- **TASK DIRECTIONS**
Every line below is to be copied exactly, with the pictures left out.

[Stored records]
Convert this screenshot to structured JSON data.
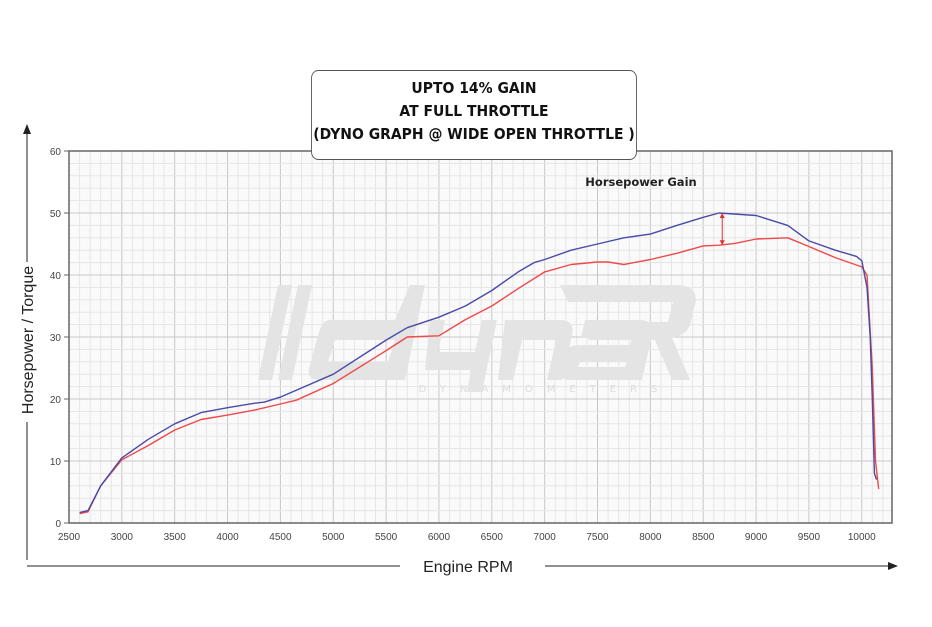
{
  "callout": {
    "lines": [
      "UPTO 14% GAIN",
      "AT FULL THROTTLE",
      "(DYNO GRAPH @ WIDE OPEN THROTTLE )"
    ]
  },
  "watermark": {
    "logo": "dynaRD",
    "sub": "DYNAMOMETERS"
  },
  "chart_data": {
    "type": "line",
    "title": "",
    "xlabel": "Engine RPM",
    "ylabel": "Horsepower / Torque",
    "xlim": [
      2500,
      10300
    ],
    "ylim": [
      0,
      60
    ],
    "xticks": [
      2500,
      3000,
      3500,
      4000,
      4500,
      5000,
      5500,
      6000,
      6500,
      7000,
      7500,
      8000,
      8500,
      9000,
      9500,
      10000
    ],
    "yticks": [
      0,
      10,
      20,
      30,
      40,
      50,
      60
    ],
    "grid": true,
    "annotation": {
      "text": "Horsepower Gain",
      "x": 8680,
      "y_from": 44.8,
      "y_to": 50
    },
    "series": [
      {
        "color": "#4a4aa8",
        "points": [
          [
            2600,
            1.7
          ],
          [
            2680,
            2
          ],
          [
            2800,
            6
          ],
          [
            3000,
            10.5
          ],
          [
            3250,
            13.5
          ],
          [
            3500,
            16
          ],
          [
            3750,
            17.8
          ],
          [
            4000,
            18.6
          ],
          [
            4250,
            19.3
          ],
          [
            4350,
            19.5
          ],
          [
            4500,
            20.3
          ],
          [
            5000,
            24
          ],
          [
            5500,
            29.5
          ],
          [
            5700,
            31.5
          ],
          [
            6000,
            33.2
          ],
          [
            6250,
            35
          ],
          [
            6500,
            37.5
          ],
          [
            6750,
            40.5
          ],
          [
            6900,
            42
          ],
          [
            7000,
            42.5
          ],
          [
            7250,
            44
          ],
          [
            7500,
            45
          ],
          [
            7750,
            46
          ],
          [
            8000,
            46.6
          ],
          [
            8250,
            48
          ],
          [
            8500,
            49.3
          ],
          [
            8650,
            50
          ],
          [
            9000,
            49.6
          ],
          [
            9300,
            48
          ],
          [
            9500,
            45.5
          ],
          [
            9750,
            44
          ],
          [
            9950,
            43
          ],
          [
            10000,
            42.3
          ],
          [
            10050,
            38
          ],
          [
            10080,
            30
          ],
          [
            10100,
            20
          ],
          [
            10120,
            8
          ],
          [
            10140,
            7
          ]
        ]
      },
      {
        "color": "#f04848",
        "points": [
          [
            2600,
            1.5
          ],
          [
            2680,
            1.8
          ],
          [
            2800,
            6
          ],
          [
            3000,
            10.2
          ],
          [
            3250,
            12.5
          ],
          [
            3500,
            15
          ],
          [
            3750,
            16.7
          ],
          [
            4000,
            17.4
          ],
          [
            4250,
            18.2
          ],
          [
            4500,
            19.2
          ],
          [
            4650,
            19.8
          ],
          [
            5000,
            22.5
          ],
          [
            5500,
            27.8
          ],
          [
            5700,
            30
          ],
          [
            6000,
            30.2
          ],
          [
            6250,
            32.8
          ],
          [
            6500,
            35
          ],
          [
            6750,
            37.8
          ],
          [
            7000,
            40.5
          ],
          [
            7250,
            41.7
          ],
          [
            7500,
            42.1
          ],
          [
            7600,
            42.1
          ],
          [
            7750,
            41.7
          ],
          [
            8000,
            42.5
          ],
          [
            8250,
            43.5
          ],
          [
            8500,
            44.7
          ],
          [
            8650,
            44.8
          ],
          [
            8800,
            45.1
          ],
          [
            9000,
            45.8
          ],
          [
            9300,
            46
          ],
          [
            9500,
            44.6
          ],
          [
            9750,
            42.8
          ],
          [
            10000,
            41.3
          ],
          [
            10050,
            40
          ],
          [
            10100,
            25
          ],
          [
            10130,
            10
          ],
          [
            10160,
            5.5
          ]
        ]
      }
    ]
  }
}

- **COMPLETE ANSWER**
Convert this screenshot to structured JSON data.
{
  "callout": {
    "lines": [
      "UPTO 14% GAIN",
      "AT FULL THROTTLE",
      "(DYNO GRAPH @ WIDE OPEN THROTTLE )"
    ]
  },
  "watermark": {
    "logo": "dynaRD",
    "sub": "DYNAMOMETERS"
  },
  "chart_data": {
    "type": "line",
    "title": "",
    "xlabel": "Engine RPM",
    "ylabel": "Horsepower / Torque",
    "xlim": [
      2500,
      10300
    ],
    "ylim": [
      0,
      60
    ],
    "xticks": [
      2500,
      3000,
      3500,
      4000,
      4500,
      5000,
      5500,
      6000,
      6500,
      7000,
      7500,
      8000,
      8500,
      9000,
      9500,
      10000
    ],
    "yticks": [
      0,
      10,
      20,
      30,
      40,
      50,
      60
    ],
    "grid": true,
    "annotation": {
      "text": "Horsepower Gain",
      "x": 8680,
      "y_from": 44.8,
      "y_to": 50
    },
    "series": [
      {
        "color": "#4a4aa8",
        "points": [
          [
            2600,
            1.7
          ],
          [
            2680,
            2
          ],
          [
            2800,
            6
          ],
          [
            3000,
            10.5
          ],
          [
            3250,
            13.5
          ],
          [
            3500,
            16
          ],
          [
            3750,
            17.8
          ],
          [
            4000,
            18.6
          ],
          [
            4250,
            19.3
          ],
          [
            4350,
            19.5
          ],
          [
            4500,
            20.3
          ],
          [
            5000,
            24
          ],
          [
            5500,
            29.5
          ],
          [
            5700,
            31.5
          ],
          [
            6000,
            33.2
          ],
          [
            6250,
            35
          ],
          [
            6500,
            37.5
          ],
          [
            6750,
            40.5
          ],
          [
            6900,
            42
          ],
          [
            7000,
            42.5
          ],
          [
            7250,
            44
          ],
          [
            7500,
            45
          ],
          [
            7750,
            46
          ],
          [
            8000,
            46.6
          ],
          [
            8250,
            48
          ],
          [
            8500,
            49.3
          ],
          [
            8650,
            50
          ],
          [
            9000,
            49.6
          ],
          [
            9300,
            48
          ],
          [
            9500,
            45.5
          ],
          [
            9750,
            44
          ],
          [
            9950,
            43
          ],
          [
            10000,
            42.3
          ],
          [
            10050,
            38
          ],
          [
            10080,
            30
          ],
          [
            10100,
            20
          ],
          [
            10120,
            8
          ],
          [
            10140,
            7
          ]
        ]
      },
      {
        "color": "#f04848",
        "points": [
          [
            2600,
            1.5
          ],
          [
            2680,
            1.8
          ],
          [
            2800,
            6
          ],
          [
            3000,
            10.2
          ],
          [
            3250,
            12.5
          ],
          [
            3500,
            15
          ],
          [
            3750,
            16.7
          ],
          [
            4000,
            17.4
          ],
          [
            4250,
            18.2
          ],
          [
            4500,
            19.2
          ],
          [
            4650,
            19.8
          ],
          [
            5000,
            22.5
          ],
          [
            5500,
            27.8
          ],
          [
            5700,
            30
          ],
          [
            6000,
            30.2
          ],
          [
            6250,
            32.8
          ],
          [
            6500,
            35
          ],
          [
            6750,
            37.8
          ],
          [
            7000,
            40.5
          ],
          [
            7250,
            41.7
          ],
          [
            7500,
            42.1
          ],
          [
            7600,
            42.1
          ],
          [
            7750,
            41.7
          ],
          [
            8000,
            42.5
          ],
          [
            8250,
            43.5
          ],
          [
            8500,
            44.7
          ],
          [
            8650,
            44.8
          ],
          [
            8800,
            45.1
          ],
          [
            9000,
            45.8
          ],
          [
            9300,
            46
          ],
          [
            9500,
            44.6
          ],
          [
            9750,
            42.8
          ],
          [
            10000,
            41.3
          ],
          [
            10050,
            40
          ],
          [
            10100,
            25
          ],
          [
            10130,
            10
          ],
          [
            10160,
            5.5
          ]
        ]
      }
    ]
  }
}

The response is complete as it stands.